§ SET TASK
Tally up the lines below that include the word "offer". Answer with the number alone.

━━━ DATASET CONTENT ━━━

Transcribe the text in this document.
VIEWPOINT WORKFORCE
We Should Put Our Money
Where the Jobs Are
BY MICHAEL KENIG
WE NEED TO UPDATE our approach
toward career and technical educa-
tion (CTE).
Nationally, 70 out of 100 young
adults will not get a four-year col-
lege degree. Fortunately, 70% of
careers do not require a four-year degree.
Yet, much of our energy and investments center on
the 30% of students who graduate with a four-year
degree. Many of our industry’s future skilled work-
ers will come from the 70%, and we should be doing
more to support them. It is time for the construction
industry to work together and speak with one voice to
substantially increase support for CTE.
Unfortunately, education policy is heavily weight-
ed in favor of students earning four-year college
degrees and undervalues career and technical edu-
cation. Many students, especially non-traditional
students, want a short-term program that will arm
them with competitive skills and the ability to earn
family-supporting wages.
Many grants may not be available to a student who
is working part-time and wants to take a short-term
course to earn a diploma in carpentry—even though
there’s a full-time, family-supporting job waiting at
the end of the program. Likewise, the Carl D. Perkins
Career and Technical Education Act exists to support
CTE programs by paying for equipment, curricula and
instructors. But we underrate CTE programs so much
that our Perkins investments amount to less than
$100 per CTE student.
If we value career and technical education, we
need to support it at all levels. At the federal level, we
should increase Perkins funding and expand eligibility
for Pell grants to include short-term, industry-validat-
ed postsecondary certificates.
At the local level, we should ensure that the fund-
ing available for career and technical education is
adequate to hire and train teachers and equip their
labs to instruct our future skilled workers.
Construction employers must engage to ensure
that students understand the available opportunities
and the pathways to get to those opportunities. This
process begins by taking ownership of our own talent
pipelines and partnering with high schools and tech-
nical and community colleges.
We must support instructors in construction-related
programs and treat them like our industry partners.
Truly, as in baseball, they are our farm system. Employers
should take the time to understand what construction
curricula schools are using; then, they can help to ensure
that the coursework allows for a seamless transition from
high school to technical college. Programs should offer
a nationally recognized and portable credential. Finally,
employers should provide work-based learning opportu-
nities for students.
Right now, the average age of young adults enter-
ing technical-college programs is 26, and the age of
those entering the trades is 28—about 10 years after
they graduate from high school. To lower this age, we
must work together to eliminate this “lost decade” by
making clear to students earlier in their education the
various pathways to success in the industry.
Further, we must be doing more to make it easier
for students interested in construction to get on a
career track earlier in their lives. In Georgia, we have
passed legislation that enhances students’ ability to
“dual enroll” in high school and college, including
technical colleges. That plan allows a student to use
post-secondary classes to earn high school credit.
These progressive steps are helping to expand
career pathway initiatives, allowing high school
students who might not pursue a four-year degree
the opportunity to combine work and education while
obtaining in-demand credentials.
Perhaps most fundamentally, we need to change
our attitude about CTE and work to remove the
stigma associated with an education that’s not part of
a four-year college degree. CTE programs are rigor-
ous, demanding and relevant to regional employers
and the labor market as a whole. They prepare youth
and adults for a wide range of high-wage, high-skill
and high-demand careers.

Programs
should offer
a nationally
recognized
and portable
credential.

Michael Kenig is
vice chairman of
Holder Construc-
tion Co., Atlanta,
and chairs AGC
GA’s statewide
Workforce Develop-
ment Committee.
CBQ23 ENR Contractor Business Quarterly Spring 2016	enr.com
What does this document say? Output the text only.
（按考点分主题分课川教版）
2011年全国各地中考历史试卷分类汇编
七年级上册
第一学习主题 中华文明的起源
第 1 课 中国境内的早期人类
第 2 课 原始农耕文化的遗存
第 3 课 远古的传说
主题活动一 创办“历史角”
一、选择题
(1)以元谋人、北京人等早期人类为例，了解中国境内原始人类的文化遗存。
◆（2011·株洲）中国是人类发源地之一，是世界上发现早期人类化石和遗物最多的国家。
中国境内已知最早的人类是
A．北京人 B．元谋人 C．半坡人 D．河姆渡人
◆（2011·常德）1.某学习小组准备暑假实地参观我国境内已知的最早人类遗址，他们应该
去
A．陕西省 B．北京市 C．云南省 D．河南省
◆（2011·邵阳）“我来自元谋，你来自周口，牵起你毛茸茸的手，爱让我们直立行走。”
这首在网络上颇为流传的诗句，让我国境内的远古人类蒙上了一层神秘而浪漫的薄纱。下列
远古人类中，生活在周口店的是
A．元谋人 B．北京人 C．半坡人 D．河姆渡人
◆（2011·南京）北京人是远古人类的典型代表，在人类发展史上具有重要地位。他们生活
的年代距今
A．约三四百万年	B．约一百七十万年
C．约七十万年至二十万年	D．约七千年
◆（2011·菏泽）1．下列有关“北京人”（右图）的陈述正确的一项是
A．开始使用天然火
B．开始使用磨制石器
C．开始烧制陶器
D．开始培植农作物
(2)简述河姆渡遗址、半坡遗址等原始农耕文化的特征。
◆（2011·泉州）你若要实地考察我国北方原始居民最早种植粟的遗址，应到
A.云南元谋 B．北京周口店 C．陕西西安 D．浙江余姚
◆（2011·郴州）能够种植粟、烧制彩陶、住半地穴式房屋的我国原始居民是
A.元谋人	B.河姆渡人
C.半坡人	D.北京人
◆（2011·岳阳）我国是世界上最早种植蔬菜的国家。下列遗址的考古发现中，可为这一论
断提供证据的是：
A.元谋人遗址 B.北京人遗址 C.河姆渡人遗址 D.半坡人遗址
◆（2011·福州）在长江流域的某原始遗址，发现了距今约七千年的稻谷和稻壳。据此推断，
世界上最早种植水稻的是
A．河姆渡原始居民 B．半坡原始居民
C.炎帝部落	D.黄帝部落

━━━

§ WORKED SOLUTION
2